ENUNCIADO A:
Indique se cada afirmação abaixo está de acordo com o texto sobre o jantar do presidente com os aliados, respondendo sim ou não e citando literalmente as palavras do texto que decidem a questão: (i) o congelamento de gastos com saúde, educação, assistência social e previdência vale por vinte anos; (ii) a constituição de 1988 deu prioridade aos investimentos do Estado nas áreas militares; (iii) nos próximos vinte anos, um governo de esquerda estará autorizado a priorizar os mais pobres.

TEXTO FORNECIDO:
O BANQUETE IMORAL DE BRASÍLIA







A cena de pompa e circunstância que rodeou o jantar do presidente com os aliados, agora felizes e em paz, entra para os grossos anais da vergonha que contam a nossa história recente. A trupe festeja o fim dos direitos do povo e o recuo das conquistas históricas das populações mais empobrecidas, que atende pelo código de MP 241. Ninguém, em sã consciência, pode acreditar que o congelamento de gastos com saúde, educação, assistência social e previdência por vinte anos mereça uma festa desse quilate. Ao invés de celebrarem com farra nababesca enquanto o país sofre a pior crise econômica da sua história, esses homens brancos e ricos, deveriam cobrir seus rostos de vergonha. Vendidos por goles de champanhe e algumas iguarias do cardápio palaciano, os deputados apressam-se em aprovar o rombo, com afobação invejável, sepultando qualquer possibilidade de discussão ou crítica.
A questão é clara: esses homens e suas famílias ricas não dependem de escola pública, não conhecem o drama do sistema único de saúde, passam longe dos serviços de assistência social e pagam planos privados de aposentadoria (embora alguns deles, incluindo o presidente, recebam mensalmente recursos de uma fonte que eles agora querem negar para os demais cidadãos). Com isso, revogam o princípio básico da constituição de 1988, que deu prioridade para os investimentos do Estado nas áreas sociais, ignorando as necessidades e as carências da parcela da população que mais sofre com a crise econômica. Enquanto jantam com majestade, esses senhores negam que o Estado existe para o povo, lema básico de qualquer manual democrático. Ao congelar os gastos, esses senhores retiram a autonomia dos futuros gestores em adaptarem o orçamento de acordo com novas prioridades políticas e econômicas. Na prática isso significa que, nos próximos vinte anos, nenhum governo – mesmo que ele seja de esquerda ou que pretenda priorizar os mais pobres – estará autorizado a fazê-lo. Os interesses dos trabalhadores estarão, definitivamente, fora da agenda do Estado ou do governo, limitadas por uma contabilidade que dá preferência aos interesses das elites, que incluem as empresas de comunicação, por exemplo.

ENUNCIADO B:
Transcreva fielmente, dos registros, o trecho que vai da linha que contém "x-category-label: 辣椒酱 [1524, 750, 1593, 777]" até a linha que contém "legend-swatch-2019-24E [1027, 343, 1038, 354]", incluindo as duas.

REGISTROS DO EXERCÍCIO:
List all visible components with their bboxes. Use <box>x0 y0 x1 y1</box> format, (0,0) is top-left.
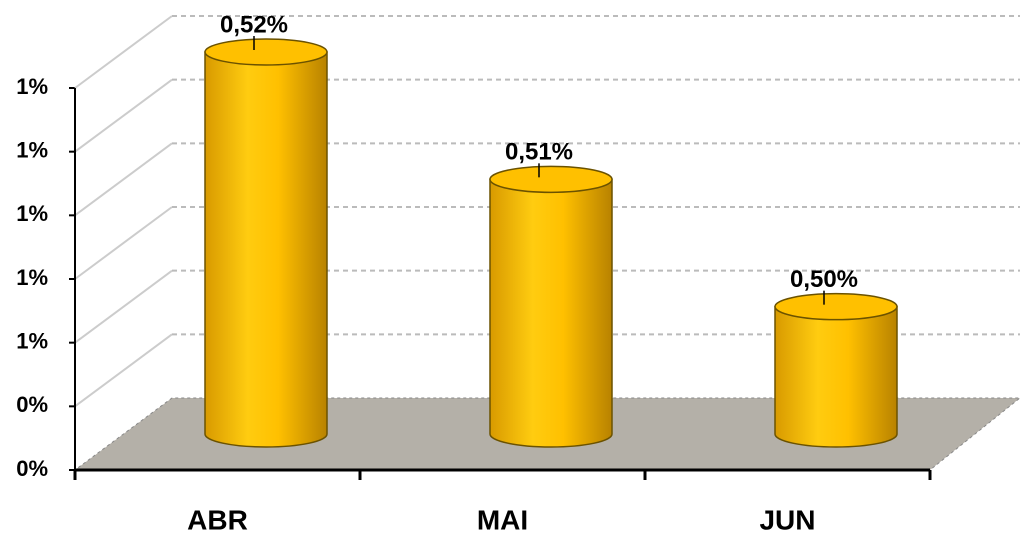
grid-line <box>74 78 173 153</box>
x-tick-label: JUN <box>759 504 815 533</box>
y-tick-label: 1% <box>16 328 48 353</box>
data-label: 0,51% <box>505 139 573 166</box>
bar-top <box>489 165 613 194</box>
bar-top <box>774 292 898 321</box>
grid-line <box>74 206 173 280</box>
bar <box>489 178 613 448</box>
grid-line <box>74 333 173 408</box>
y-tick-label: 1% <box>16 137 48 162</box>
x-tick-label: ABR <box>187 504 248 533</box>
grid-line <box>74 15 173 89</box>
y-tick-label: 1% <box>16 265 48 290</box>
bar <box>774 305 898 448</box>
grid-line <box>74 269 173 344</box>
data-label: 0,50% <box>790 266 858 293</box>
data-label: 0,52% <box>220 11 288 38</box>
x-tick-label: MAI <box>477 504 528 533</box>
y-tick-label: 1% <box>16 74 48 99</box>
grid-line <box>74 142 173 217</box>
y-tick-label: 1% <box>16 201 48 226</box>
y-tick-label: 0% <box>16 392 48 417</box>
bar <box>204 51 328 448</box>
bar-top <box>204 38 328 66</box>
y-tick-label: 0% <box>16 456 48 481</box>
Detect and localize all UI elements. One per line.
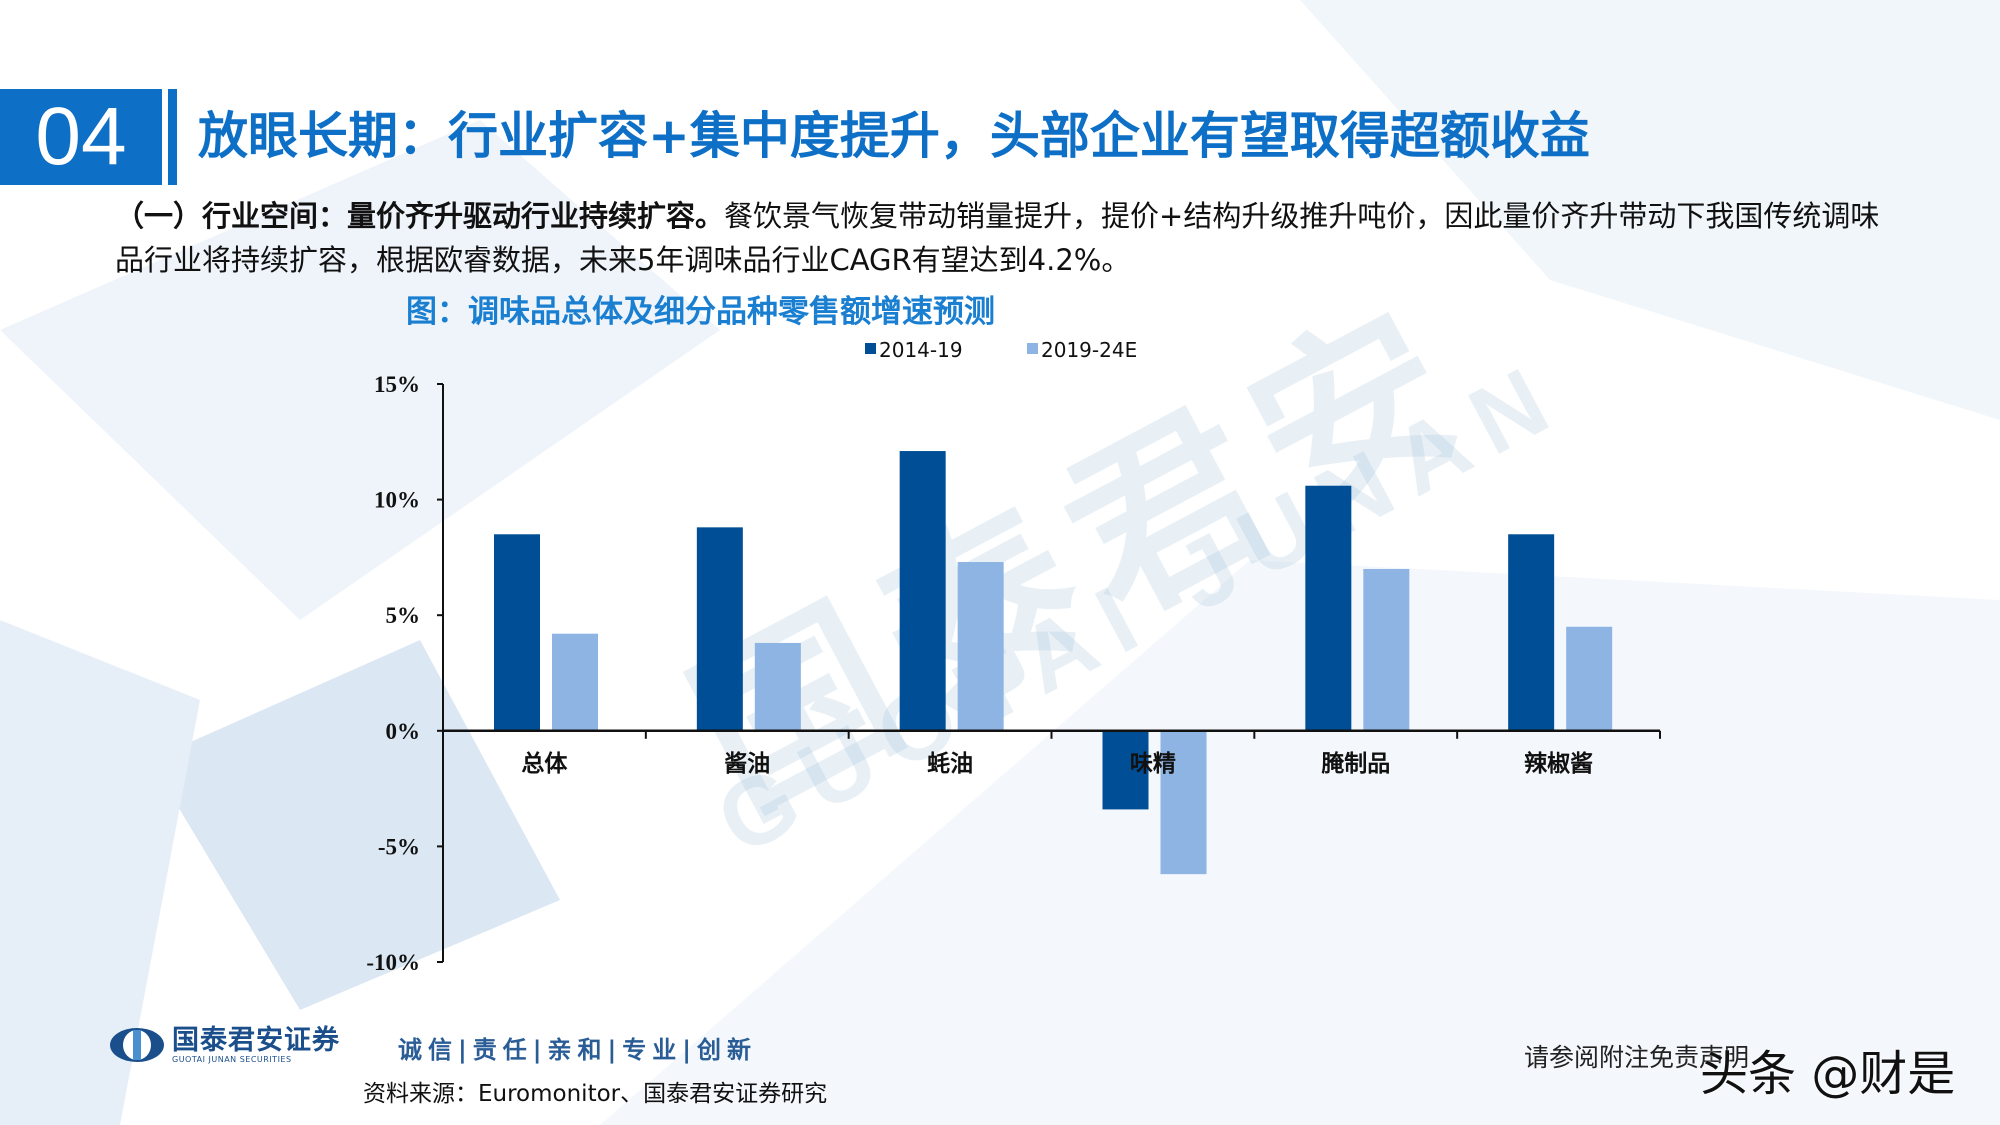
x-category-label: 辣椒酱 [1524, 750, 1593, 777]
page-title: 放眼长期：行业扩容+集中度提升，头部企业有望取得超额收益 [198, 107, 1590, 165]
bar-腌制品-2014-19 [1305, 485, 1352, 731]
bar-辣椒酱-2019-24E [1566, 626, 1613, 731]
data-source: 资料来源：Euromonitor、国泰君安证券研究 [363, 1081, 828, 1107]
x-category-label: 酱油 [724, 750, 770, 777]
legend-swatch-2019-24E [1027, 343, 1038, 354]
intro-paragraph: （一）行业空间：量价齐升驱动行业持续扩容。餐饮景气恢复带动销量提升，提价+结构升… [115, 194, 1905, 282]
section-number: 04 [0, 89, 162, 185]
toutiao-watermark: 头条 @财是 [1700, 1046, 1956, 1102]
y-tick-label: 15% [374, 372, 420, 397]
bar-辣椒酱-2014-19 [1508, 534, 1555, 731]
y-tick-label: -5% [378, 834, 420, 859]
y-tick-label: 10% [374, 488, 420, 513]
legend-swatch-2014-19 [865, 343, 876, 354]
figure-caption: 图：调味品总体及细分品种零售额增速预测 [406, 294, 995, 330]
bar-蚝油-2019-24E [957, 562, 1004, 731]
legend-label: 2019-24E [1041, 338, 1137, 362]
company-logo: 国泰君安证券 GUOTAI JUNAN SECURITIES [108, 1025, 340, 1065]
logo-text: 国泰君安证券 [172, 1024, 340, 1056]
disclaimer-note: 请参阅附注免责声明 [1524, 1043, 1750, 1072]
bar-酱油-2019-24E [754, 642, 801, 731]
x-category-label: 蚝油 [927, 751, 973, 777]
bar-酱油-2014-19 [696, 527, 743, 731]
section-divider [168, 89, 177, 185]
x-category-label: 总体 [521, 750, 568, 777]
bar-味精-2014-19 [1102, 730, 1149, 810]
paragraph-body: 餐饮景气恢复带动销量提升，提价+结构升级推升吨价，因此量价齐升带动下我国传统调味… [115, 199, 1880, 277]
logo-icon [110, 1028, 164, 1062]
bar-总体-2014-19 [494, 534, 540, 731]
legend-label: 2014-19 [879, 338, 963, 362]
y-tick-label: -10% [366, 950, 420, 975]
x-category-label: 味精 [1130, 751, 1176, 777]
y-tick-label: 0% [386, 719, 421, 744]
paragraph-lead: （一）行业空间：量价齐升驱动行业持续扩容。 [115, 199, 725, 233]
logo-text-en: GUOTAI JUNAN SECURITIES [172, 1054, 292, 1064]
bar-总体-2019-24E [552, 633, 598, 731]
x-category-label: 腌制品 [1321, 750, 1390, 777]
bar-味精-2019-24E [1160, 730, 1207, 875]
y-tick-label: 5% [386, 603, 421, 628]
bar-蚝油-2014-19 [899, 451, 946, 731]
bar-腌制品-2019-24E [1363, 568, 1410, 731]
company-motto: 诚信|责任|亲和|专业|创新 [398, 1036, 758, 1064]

RESOLUÇÃO COMPLETA A:
(i) Sim: "o congelamento de gastos com saúde, educação, assistência social e previdência por vinte anos".
(ii) Não: "deu prioridade para os investimentos do Estado nas áreas sociais".
(iii) Não: "nenhum governo – mesmo que ele seja de esquerda ou que pretenda priorizar os mais pobres – estará autorizado a fazê-lo".

RESOLUÇÃO COMPLETA B:
x-category-label: 辣椒酱 [1524, 750, 1593, 777]
page-title: 放眼长期：行业扩容+集中度提升，头部企业有望取得超额收益 [198, 107, 1590, 165]
bar-腌制品-2014-19 [1305, 485, 1352, 731]
bar-辣椒酱-2019-24E [1566, 626, 1613, 731]
data-source: 资料来源：Euromonitor、国泰君安证券研究 [363, 1081, 828, 1107]
x-category-label: 酱油 [724, 750, 770, 777]
legend-swatch-2019-24E [1027, 343, 1038, 354]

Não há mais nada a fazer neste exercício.